*WHAT IS NEEDED*. Return each line of the records holding the string "Empfehlung".

----------------

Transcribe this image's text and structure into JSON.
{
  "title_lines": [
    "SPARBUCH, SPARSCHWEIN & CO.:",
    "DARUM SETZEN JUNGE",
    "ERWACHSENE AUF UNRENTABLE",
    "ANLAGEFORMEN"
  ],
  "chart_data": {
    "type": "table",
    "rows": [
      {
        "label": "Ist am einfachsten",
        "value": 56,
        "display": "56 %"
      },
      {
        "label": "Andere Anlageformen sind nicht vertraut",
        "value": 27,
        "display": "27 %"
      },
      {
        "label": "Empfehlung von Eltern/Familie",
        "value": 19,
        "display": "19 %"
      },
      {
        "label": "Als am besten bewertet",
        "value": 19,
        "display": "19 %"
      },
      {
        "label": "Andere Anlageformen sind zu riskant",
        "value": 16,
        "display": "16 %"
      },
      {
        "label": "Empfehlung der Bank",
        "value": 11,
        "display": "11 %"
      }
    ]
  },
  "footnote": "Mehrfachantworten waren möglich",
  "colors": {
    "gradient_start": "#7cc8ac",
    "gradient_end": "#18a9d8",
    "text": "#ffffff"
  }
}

----------------

*REPLY*.
        "label": "Empfehlung von Eltern/Familie",
        "label": "Empfehlung der Bank",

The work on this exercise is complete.